Work instructions
In the entries that follow, how many lines contain "start"? Answer with the number only.

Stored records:

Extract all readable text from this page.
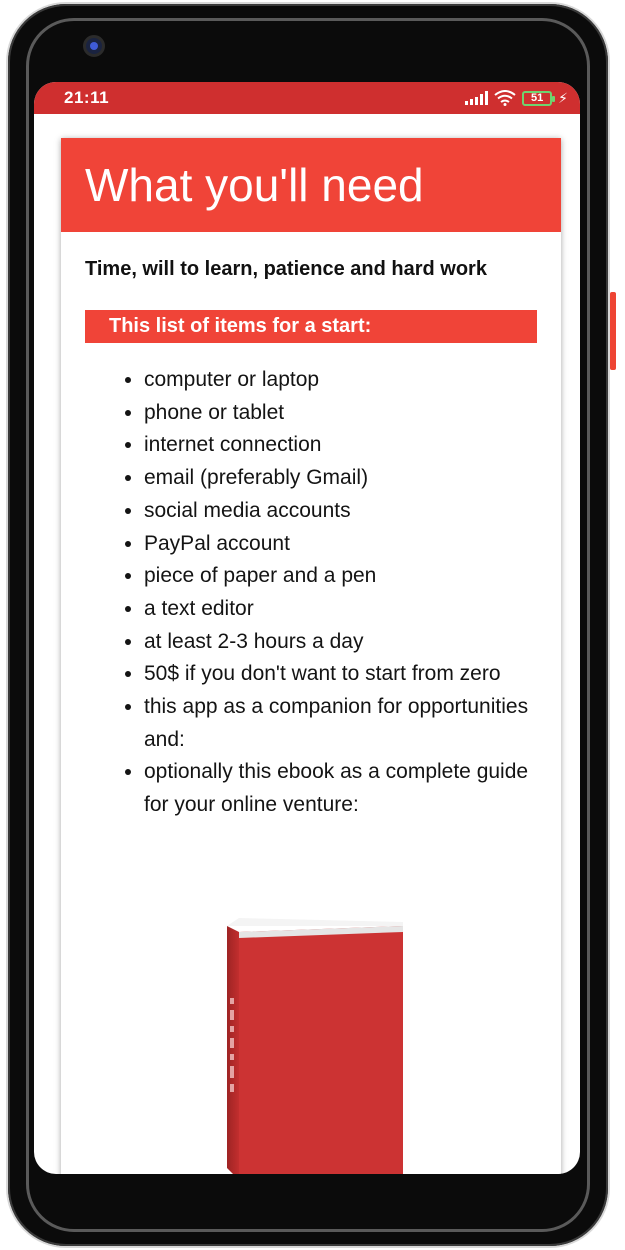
21:11	51	⚡
What you'll need
Time, will to learn, patience and hard work
This list of items for a start:
• computer or laptop
• phone or tablet
• internet connection
• email (preferably Gmail)
• social media accounts
• PayPal account
• piece of paper and a pen
• a text editor
• at least 2-3 hours a day
• 50$ if you don't want to start from zero
• this app as a companion for opportunities
and:
• optionally this ebook as a complete guide for your online venture:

Task solution
2